→ **Dataset records**:
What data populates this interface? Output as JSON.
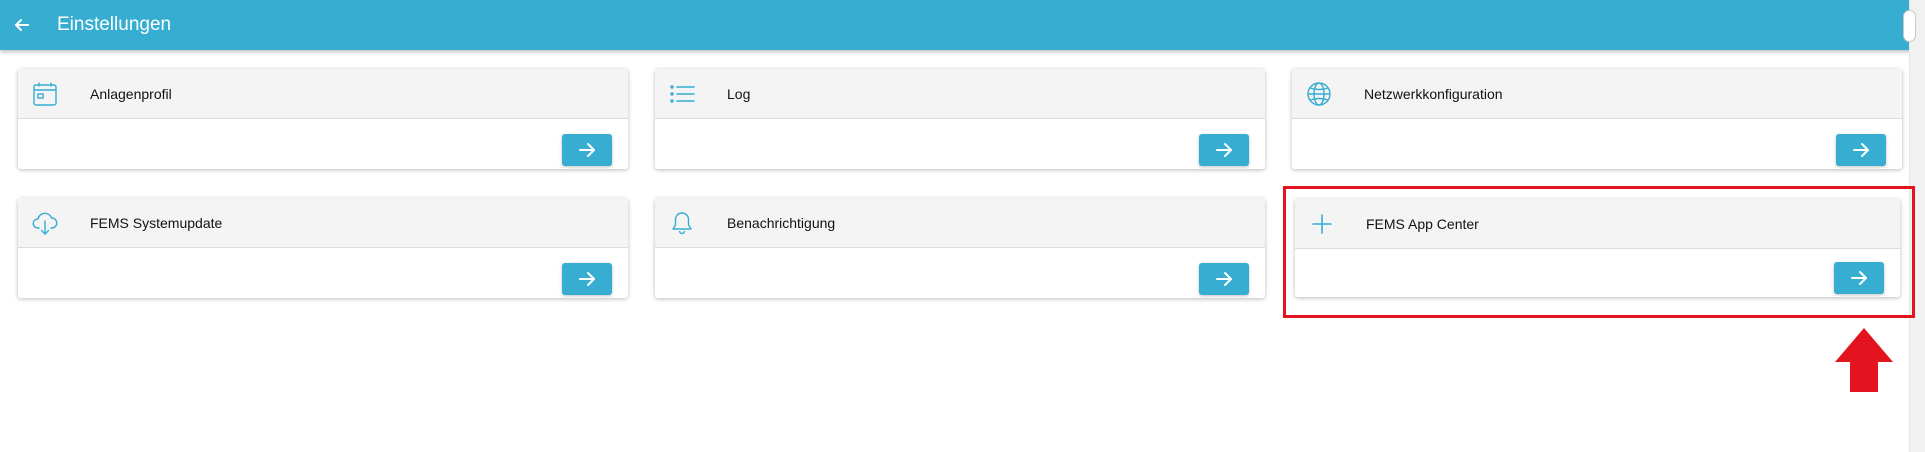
{
  "header": {
    "title": "Einstellungen",
    "back_icon": "arrow-left-icon"
  },
  "cards": [
    {
      "label": "Anlagenprofil",
      "icon": "calendar-icon"
    },
    {
      "label": "Log",
      "icon": "list-icon"
    },
    {
      "label": "Netzwerkkonfiguration",
      "icon": "globe-icon"
    },
    {
      "label": "FEMS Systemupdate",
      "icon": "cloud-download-icon"
    },
    {
      "label": "Benachrichtigung",
      "icon": "bell-icon"
    },
    {
      "label": "FEMS App Center",
      "icon": "plus-icon"
    }
  ],
  "colors": {
    "accent": "#37add2",
    "card_header": "#f4f4f4",
    "annotation": "#e3141f"
  }
}
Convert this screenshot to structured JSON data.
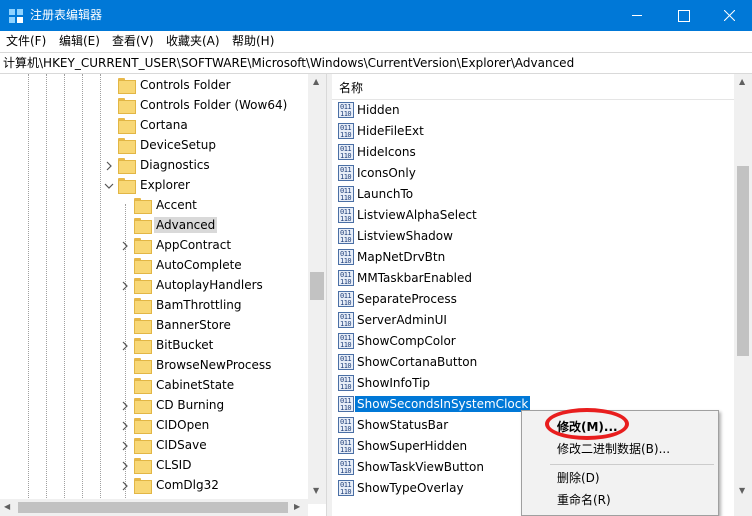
{
  "window": {
    "title": "注册表编辑器"
  },
  "menubar": [
    {
      "label": "文件(F)"
    },
    {
      "label": "编辑(E)"
    },
    {
      "label": "查看(V)"
    },
    {
      "label": "收藏夹(A)"
    },
    {
      "label": "帮助(H)"
    }
  ],
  "address": {
    "path": "计算机\\HKEY_CURRENT_USER\\SOFTWARE\\Microsoft\\Windows\\CurrentVersion\\Explorer\\Advanced"
  },
  "tree": {
    "items": [
      {
        "label": "Controls Folder"
      },
      {
        "label": "Controls Folder (Wow64)"
      },
      {
        "label": "Cortana"
      },
      {
        "label": "DeviceSetup"
      },
      {
        "label": "Diagnostics",
        "expander": "collapsed"
      },
      {
        "label": "Explorer",
        "expander": "expanded"
      },
      {
        "label": "Accent"
      },
      {
        "label": "Advanced",
        "selected": true
      },
      {
        "label": "AppContract",
        "expander": "collapsed"
      },
      {
        "label": "AutoComplete"
      },
      {
        "label": "AutoplayHandlers",
        "expander": "collapsed"
      },
      {
        "label": "BamThrottling"
      },
      {
        "label": "BannerStore"
      },
      {
        "label": "BitBucket",
        "expander": "collapsed"
      },
      {
        "label": "BrowseNewProcess"
      },
      {
        "label": "CabinetState"
      },
      {
        "label": "CD Burning",
        "expander": "collapsed"
      },
      {
        "label": "CIDOpen",
        "expander": "collapsed"
      },
      {
        "label": "CIDSave",
        "expander": "collapsed"
      },
      {
        "label": "CLSID",
        "expander": "collapsed"
      },
      {
        "label": "ComDlg32",
        "expander": "collapsed"
      }
    ]
  },
  "values": {
    "column_name": "名称",
    "items": [
      {
        "name": "Hidden"
      },
      {
        "name": "HideFileExt"
      },
      {
        "name": "HideIcons"
      },
      {
        "name": "IconsOnly"
      },
      {
        "name": "LaunchTo"
      },
      {
        "name": "ListviewAlphaSelect"
      },
      {
        "name": "ListviewShadow"
      },
      {
        "name": "MapNetDrvBtn"
      },
      {
        "name": "MMTaskbarEnabled"
      },
      {
        "name": "SeparateProcess"
      },
      {
        "name": "ServerAdminUI"
      },
      {
        "name": "ShowCompColor"
      },
      {
        "name": "ShowCortanaButton"
      },
      {
        "name": "ShowInfoTip"
      },
      {
        "name": "ShowSecondsInSystemClock",
        "selected": true
      },
      {
        "name": "ShowStatusBar"
      },
      {
        "name": "ShowSuperHidden"
      },
      {
        "name": "ShowTaskViewButton"
      },
      {
        "name": "ShowTypeOverlay"
      }
    ],
    "icon_text": "011\n110"
  },
  "context_menu": {
    "items": [
      {
        "label": "修改(M)...",
        "bold": true
      },
      {
        "label": "修改二进制数据(B)..."
      },
      {
        "label": "删除(D)"
      },
      {
        "label": "重命名(R)"
      }
    ]
  },
  "colors": {
    "titlebar": "#0078d7",
    "selection": "#0078d7",
    "annotation_oval": "#e81e1e"
  }
}
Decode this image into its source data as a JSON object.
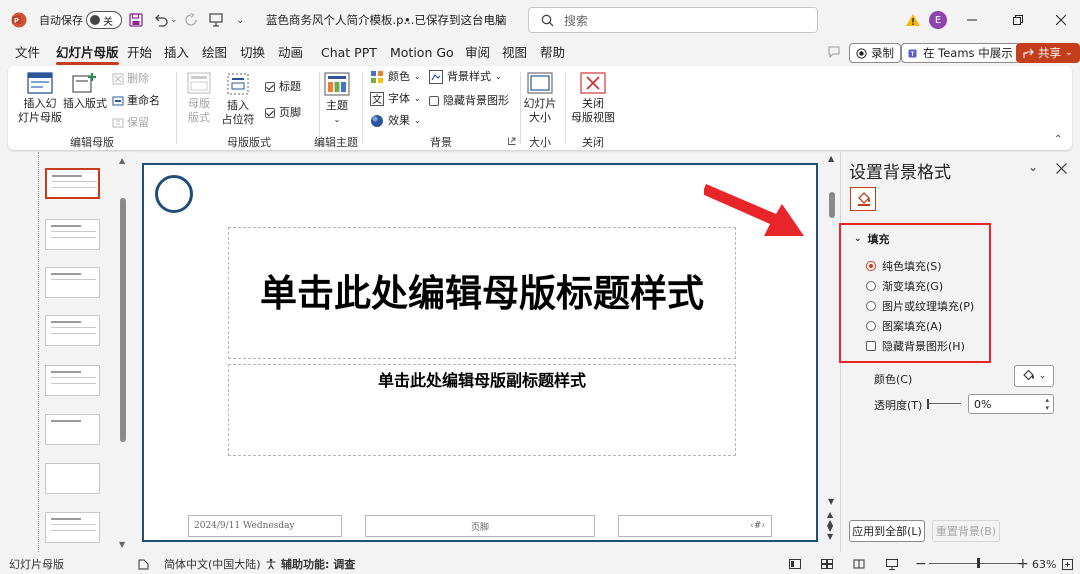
{
  "titlebar": {
    "autosave_label": "自动保存",
    "autosave_toggle": "关",
    "file_name": "蓝色商务风个人简介模板.p...",
    "save_status": "• 已保存到这台电脑",
    "search_placeholder": "搜索",
    "user_initial": "E"
  },
  "menu": {
    "tabs": [
      "文件",
      "幻灯片母版",
      "开始",
      "插入",
      "绘图",
      "切换",
      "动画",
      "Chat PPT",
      "Motion Go",
      "审阅",
      "视图",
      "帮助"
    ],
    "record": "录制",
    "teams": "在 Teams 中展示",
    "share": "共享"
  },
  "ribbon": {
    "insert_master": "插入幻\n灯片母版",
    "insert_layout": "插入版式",
    "delete": "删除",
    "rename": "重命名",
    "preserve": "保留",
    "group_edit_master": "编辑母版",
    "master_layout": "母版\n版式",
    "insert_placeholder": "插入\n占位符",
    "title_check": "标题",
    "footer_check": "页脚",
    "group_master_layout": "母版版式",
    "theme": "主题",
    "group_edit_theme": "编辑主题",
    "colors": "颜色",
    "fonts": "字体",
    "effects": "效果",
    "bg_styles": "背景样式",
    "hide_bg_graphics": "隐藏背景图形",
    "group_background": "背景",
    "slide_size": "幻灯片\n大小",
    "group_size": "大小",
    "close_master": "关闭\n母版视图",
    "group_close": "关闭"
  },
  "slide": {
    "title": "单击此处编辑母版标题样式",
    "subtitle": "单击此处编辑母版副标题样式",
    "date": "2024/9/11 Wednesday",
    "footer": "页脚",
    "number": "‹#›"
  },
  "panel": {
    "title": "设置背景格式",
    "section": "填充",
    "options": [
      "纯色填充(S)",
      "渐变填充(G)",
      "图片或纹理填充(P)",
      "图案填充(A)"
    ],
    "selected_option": "纯色填充(S)",
    "hide_bg": "隐藏背景图形(H)",
    "color_label": "颜色(C)",
    "transparency_label": "透明度(T)",
    "transparency_value": "0%",
    "apply_all": "应用到全部(L)",
    "reset_bg": "重置背景(B)"
  },
  "status": {
    "view": "幻灯片母版",
    "language": "简体中文(中国大陆)",
    "accessibility": "辅助功能: 调查",
    "zoom": "63%"
  },
  "colors": {
    "accent": "#c43e1c",
    "slide_border": "#1f4e79",
    "annotation_red": "#e8262a"
  },
  "icons": [
    "powerpoint-logo-icon",
    "save-icon",
    "undo-icon",
    "redo-icon",
    "present-icon",
    "search-icon",
    "warning-icon",
    "paint-bucket-icon",
    "close-x-icon"
  ]
}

→ **The exercise**:
Write out the entries above word for word. Do not include the pictures.

→ **Written solution**:
What data populates this interface? Output as JSON.
{
  "header": {
    "title": "Einstellungen",
    "back_icon": "arrow-left-icon"
  },
  "cards": [
    {
      "label": "Anlagenprofil",
      "icon": "calendar-icon"
    },
    {
      "label": "Log",
      "icon": "list-icon"
    },
    {
      "label": "Netzwerkkonfiguration",
      "icon": "globe-icon"
    },
    {
      "label": "FEMS Systemupdate",
      "icon": "cloud-download-icon"
    },
    {
      "label": "Benachrichtigung",
      "icon": "bell-icon"
    },
    {
      "label": "FEMS App Center",
      "icon": "plus-icon"
    }
  ],
  "colors": {
    "accent": "#37add2",
    "card_header": "#f4f4f4",
    "annotation": "#e3141f"
  }
}
Convert this screenshot to structured JSON data.
{
  "window": {
    "title": "注册表编辑器"
  },
  "menubar": [
    {
      "label": "文件(F)"
    },
    {
      "label": "编辑(E)"
    },
    {
      "label": "查看(V)"
    },
    {
      "label": "收藏夹(A)"
    },
    {
      "label": "帮助(H)"
    }
  ],
  "address": {
    "path": "计算机\\HKEY_CURRENT_USER\\SOFTWARE\\Microsoft\\Windows\\CurrentVersion\\Explorer\\Advanced"
  },
  "tree": {
    "items": [
      {
        "label": "Controls Folder"
      },
      {
        "label": "Controls Folder (Wow64)"
      },
      {
        "label": "Cortana"
      },
      {
        "label": "DeviceSetup"
      },
      {
        "label": "Diagnostics",
        "expander": "collapsed"
      },
      {
        "label": "Explorer",
        "expander": "expanded"
      },
      {
        "label": "Accent"
      },
      {
        "label": "Advanced",
        "selected": true
      },
      {
        "label": "AppContract",
        "expander": "collapsed"
      },
      {
        "label": "AutoComplete"
      },
      {
        "label": "AutoplayHandlers",
        "expander": "collapsed"
      },
      {
        "label": "BamThrottling"
      },
      {
        "label": "BannerStore"
      },
      {
        "label": "BitBucket",
        "expander": "collapsed"
      },
      {
        "label": "BrowseNewProcess"
      },
      {
        "label": "CabinetState"
      },
      {
        "label": "CD Burning",
        "expander": "collapsed"
      },
      {
        "label": "CIDOpen",
        "expander": "collapsed"
      },
      {
        "label": "CIDSave",
        "expander": "collapsed"
      },
      {
        "label": "CLSID",
        "expander": "collapsed"
      },
      {
        "label": "ComDlg32",
        "expander": "collapsed"
      }
    ]
  },
  "values": {
    "column_name": "名称",
    "items": [
      {
        "name": "Hidden"
      },
      {
        "name": "HideFileExt"
      },
      {
        "name": "HideIcons"
      },
      {
        "name": "IconsOnly"
      },
      {
        "name": "LaunchTo"
      },
      {
        "name": "ListviewAlphaSelect"
      },
      {
        "name": "ListviewShadow"
      },
      {
        "name": "MapNetDrvBtn"
      },
      {
        "name": "MMTaskbarEnabled"
      },
      {
        "name": "SeparateProcess"
      },
      {
        "name": "ServerAdminUI"
      },
      {
        "name": "ShowCompColor"
      },
      {
        "name": "ShowCortanaButton"
      },
      {
        "name": "ShowInfoTip"
      },
      {
        "name": "ShowSecondsInSystemClock",
        "selected": true
      },
      {
        "name": "ShowStatusBar"
      },
      {
        "name": "ShowSuperHidden"
      },
      {
        "name": "ShowTaskViewButton"
      },
      {
        "name": "ShowTypeOverlay"
      }
    ],
    "icon_text": "011\n110"
  },
  "context_menu": {
    "items": [
      {
        "label": "修改(M)...",
        "bold": true
      },
      {
        "label": "修改二进制数据(B)..."
      },
      {
        "label": "删除(D)"
      },
      {
        "label": "重命名(R)"
      }
    ]
  },
  "colors": {
    "titlebar": "#0078d7",
    "selection": "#0078d7",
    "annotation_oval": "#e81e1e"
  }
}
Decode this image into its source data as a JSON object.
{
  "titlebar": {
    "autosave_label": "自动保存",
    "autosave_toggle": "关",
    "file_name": "蓝色商务风个人简介模板.p...",
    "save_status": "• 已保存到这台电脑",
    "search_placeholder": "搜索",
    "user_initial": "E"
  },
  "menu": {
    "tabs": [
      "文件",
      "幻灯片母版",
      "开始",
      "插入",
      "绘图",
      "切换",
      "动画",
      "Chat PPT",
      "Motion Go",
      "审阅",
      "视图",
      "帮助"
    ],
    "record": "录制",
    "teams": "在 Teams 中展示",
    "share": "共享"
  },
  "ribbon": {
    "insert_master": "插入幻\n灯片母版",
    "insert_layout": "插入版式",
    "delete": "删除",
    "rename": "重命名",
    "preserve": "保留",
    "group_edit_master": "编辑母版",
    "master_layout": "母版\n版式",
    "insert_placeholder": "插入\n占位符",
    "title_check": "标题",
    "footer_check": "页脚",
    "group_master_layout": "母版版式",
    "theme": "主题",
    "group_edit_theme": "编辑主题",
    "colors": "颜色",
    "fonts": "字体",
    "effects": "效果",
    "bg_styles": "背景样式",
    "hide_bg_graphics": "隐藏背景图形",
    "group_background": "背景",
    "slide_size": "幻灯片\n大小",
    "group_size": "大小",
    "close_master": "关闭\n母版视图",
    "group_close": "关闭"
  },
  "slide": {
    "title": "单击此处编辑母版标题样式",
    "subtitle": "单击此处编辑母版副标题样式",
    "date": "2024/9/11 Wednesday",
    "footer": "页脚",
    "number": "‹#›"
  },
  "panel": {
    "title": "设置背景格式",
    "section": "填充",
    "options": [
      "纯色填充(S)",
      "渐变填充(G)",
      "图片或纹理填充(P)",
      "图案填充(A)"
    ],
    "selected_option": "纯色填充(S)",
    "hide_bg": "隐藏背景图形(H)",
    "color_label": "颜色(C)",
    "transparency_label": "透明度(T)",
    "transparency_value": "0%",
    "apply_all": "应用到全部(L)",
    "reset_bg": "重置背景(B)"
  },
  "status": {
    "view": "幻灯片母版",
    "language": "简体中文(中国大陆)",
    "accessibility": "辅助功能: 调查",
    "zoom": "63%"
  },
  "colors": {
    "accent": "#c43e1c",
    "slide_border": "#1f4e79",
    "annotation_red": "#e8262a"
  },
  "icons": [
    "powerpoint-logo-icon",
    "save-icon",
    "undo-icon",
    "redo-icon",
    "present-icon",
    "search-icon",
    "warning-icon",
    "paint-bucket-icon",
    "close-x-icon"
  ]
}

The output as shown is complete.